===== Records to process =====

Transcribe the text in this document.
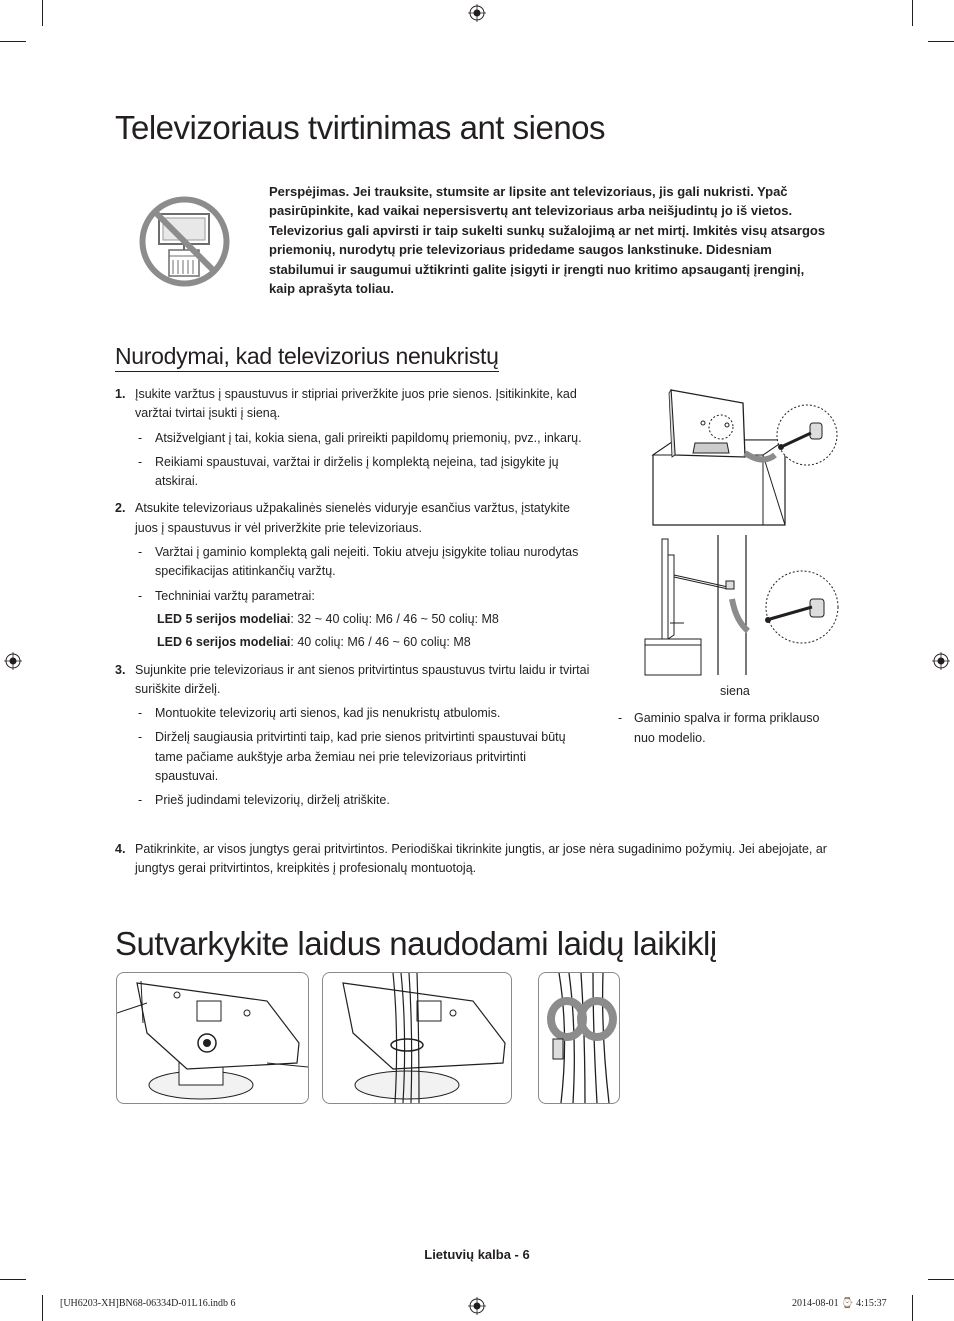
Televizoriaus tvirtinimas ant sienos
Perspėjimas. Jei trauksite, stumsite ar lipsite ant televizoriaus, jis gali nukristi. Ypač pasirūpinkite, kad vaikai nepersisvertų ant televizoriaus arba neišjudintų jo iš vietos. Televizorius gali apvirsti ir taip sukelti sunkų sužalojimą ar net mirtį. Imkitės visų atsargos priemonių, nurodytų prie televizoriaus pridedame saugos lankstinuke. Didesniam stabilumui ir saugumui užtikrinti galite įsigyti ir įrengti nuo kritimo apsaugantį įrenginį, kaip aprašyta toliau.
Nurodymai, kad televizorius nenukristų
1. Įsukite varžtus į spaustuvus ir stipriai priveržkite juos prie sienos. Įsitikinkite, kad varžtai tvirtai įsukti į sieną.
- Atsižvelgiant į tai, kokia siena, gali prireikti papildomų priemonių, pvz., inkarų.
- Reikiami spaustuvai, varžtai ir dirželis į komplektą neįeina, tad įsigykite jų atskirai.
2. Atsukite televizoriaus užpakalinės sienelės viduryje esančius varžtus, įstatykite juos į spaustuvus ir vėl priveržkite prie televizoriaus.
- Varžtai į gaminio komplektą gali neįeiti. Tokiu atveju įsigykite toliau nurodytas specifikacijas atitinkančių varžtų.
- Techniniai varžtų parametrai:
LED 5 serijos modeliai: 32 ~ 40 colių: M6 / 46 ~ 50 colių: M8
LED 6 serijos modeliai: 40 colių: M6 / 46 ~ 60 colių: M8
3. Sujunkite prie televizoriaus ir ant sienos pritvirtintus spaustuvus tvirtu laidu ir tvirtai suriškite dirželį.
- Montuokite televizorių arti sienos, kad jis nenukristų atbulomis.
- Dirželį saugiausia pritvirtinti taip, kad prie sienos pritvirtinti spaustuvai būtų tame pačiame aukštyje arba žemiau nei prie televizoriaus pritvirtinti spaustuvai.
- Prieš judindami televizorių, dirželį atriškite.
4. Patikrinkite, ar visos jungtys gerai pritvirtintos. Periodiškai tikrinkite jungtis, ar jose nėra sugadinimo požymių. Jei abejojate, ar jungtys gerai pritvirtintos, kreipkitės į profesionalų montuotoją.
siena
- Gaminio spalva ir forma priklauso nuo modelio.
Sutvarkykite laidus naudodami laidų laikiklį
Lietuvių kalba - 6
[UH6203-XH]BN68-06334D-01L16.indb 6	2014-08-01 ⌚ 4:15:37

=====

Repeat the listing verbatim. Skip the pictures.

> [Answer to this problem]:
Transcribe the text in this document.
Televizoriaus tvirtinimas ant sienos
Perspėjimas. Jei trauksite, stumsite ar lipsite ant televizoriaus, jis gali nukristi. Ypač pasirūpinkite, kad vaikai nepersisvertų ant televizoriaus arba neišjudintų jo iš vietos. Televizorius gali apvirsti ir taip sukelti sunkų sužalojimą ar net mirtį. Imkitės visų atsargos priemonių, nurodytų prie televizoriaus pridedame saugos lankstinuke. Didesniam stabilumui ir saugumui užtikrinti galite įsigyti ir įrengti nuo kritimo apsaugantį įrenginį, kaip aprašyta toliau.
Nurodymai, kad televizorius nenukristų
1. Įsukite varžtus į spaustuvus ir stipriai priveržkite juos prie sienos. Įsitikinkite, kad varžtai tvirtai įsukti į sieną.
- Atsižvelgiant į tai, kokia siena, gali prireikti papildomų priemonių, pvz., inkarų.
- Reikiami spaustuvai, varžtai ir dirželis į komplektą neįeina, tad įsigykite jų atskirai.
2. Atsukite televizoriaus užpakalinės sienelės viduryje esančius varžtus, įstatykite juos į spaustuvus ir vėl priveržkite prie televizoriaus.
- Varžtai į gaminio komplektą gali neįeiti. Tokiu atveju įsigykite toliau nurodytas specifikacijas atitinkančių varžtų.
- Techniniai varžtų parametrai:
LED 5 serijos modeliai: 32 ~ 40 colių: M6 / 46 ~ 50 colių: M8
LED 6 serijos modeliai: 40 colių: M6 / 46 ~ 60 colių: M8
3. Sujunkite prie televizoriaus ir ant sienos pritvirtintus spaustuvus tvirtu laidu ir tvirtai suriškite dirželį.
- Montuokite televizorių arti sienos, kad jis nenukristų atbulomis.
- Dirželį saugiausia pritvirtinti taip, kad prie sienos pritvirtinti spaustuvai būtų tame pačiame aukštyje arba žemiau nei prie televizoriaus pritvirtinti spaustuvai.
- Prieš judindami televizorių, dirželį atriškite.
4. Patikrinkite, ar visos jungtys gerai pritvirtintos. Periodiškai tikrinkite jungtis, ar jose nėra sugadinimo požymių. Jei abejojate, ar jungtys gerai pritvirtintos, kreipkitės į profesionalų montuotoją.
siena
- Gaminio spalva ir forma priklauso nuo modelio.
Sutvarkykite laidus naudodami laidų laikiklį
Lietuvių kalba - 6
[UH6203-XH]BN68-06334D-01L16.indb 6	2014-08-01 ⌚ 4:15:37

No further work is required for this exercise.